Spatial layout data

○ ○ ○ ○ ○

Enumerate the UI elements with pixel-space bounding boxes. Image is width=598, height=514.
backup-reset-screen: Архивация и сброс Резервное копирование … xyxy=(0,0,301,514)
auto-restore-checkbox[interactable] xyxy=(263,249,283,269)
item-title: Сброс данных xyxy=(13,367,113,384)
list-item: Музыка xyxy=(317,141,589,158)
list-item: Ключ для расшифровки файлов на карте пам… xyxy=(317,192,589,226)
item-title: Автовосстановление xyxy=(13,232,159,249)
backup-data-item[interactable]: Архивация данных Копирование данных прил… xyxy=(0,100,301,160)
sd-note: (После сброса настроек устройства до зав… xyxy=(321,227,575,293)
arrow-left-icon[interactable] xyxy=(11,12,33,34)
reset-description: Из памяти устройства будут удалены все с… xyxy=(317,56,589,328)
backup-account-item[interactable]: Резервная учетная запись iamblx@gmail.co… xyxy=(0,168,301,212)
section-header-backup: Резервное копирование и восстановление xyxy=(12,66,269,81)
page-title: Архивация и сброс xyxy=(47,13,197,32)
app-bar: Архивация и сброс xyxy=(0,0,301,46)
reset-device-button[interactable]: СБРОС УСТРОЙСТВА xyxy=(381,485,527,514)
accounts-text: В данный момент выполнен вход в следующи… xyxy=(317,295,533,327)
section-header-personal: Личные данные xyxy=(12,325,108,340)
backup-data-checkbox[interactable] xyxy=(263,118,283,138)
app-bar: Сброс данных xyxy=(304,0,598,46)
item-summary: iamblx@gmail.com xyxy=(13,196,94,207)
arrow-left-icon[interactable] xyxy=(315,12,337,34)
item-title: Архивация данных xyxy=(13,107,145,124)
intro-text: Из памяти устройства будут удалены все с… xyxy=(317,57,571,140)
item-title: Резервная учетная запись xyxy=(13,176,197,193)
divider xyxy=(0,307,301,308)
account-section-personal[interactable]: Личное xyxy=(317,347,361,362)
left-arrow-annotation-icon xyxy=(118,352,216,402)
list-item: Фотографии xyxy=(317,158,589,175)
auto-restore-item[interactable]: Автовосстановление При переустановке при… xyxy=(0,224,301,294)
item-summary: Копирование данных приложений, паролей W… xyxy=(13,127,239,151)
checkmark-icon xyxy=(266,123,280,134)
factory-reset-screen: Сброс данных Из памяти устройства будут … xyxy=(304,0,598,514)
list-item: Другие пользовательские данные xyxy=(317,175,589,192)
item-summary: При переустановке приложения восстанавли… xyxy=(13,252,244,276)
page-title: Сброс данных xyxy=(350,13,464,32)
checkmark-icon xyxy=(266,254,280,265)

○ ○ ○ ○ ○

**EXERCISE AIM:** Retype the listing from its first line through the line containing "item-title: Сброс данных", keeping every line identical and including both ends.

**THE COMPLETED TASK:**
Enumerate the UI elements with pixel-space bounding boxes. Image is width=598, height=514.
backup-reset-screen: Архивация и сброс Резервное копирование … xyxy=(0,0,301,514)
auto-restore-checkbox[interactable] xyxy=(263,249,283,269)
item-title: Сброс данных xyxy=(13,367,113,384)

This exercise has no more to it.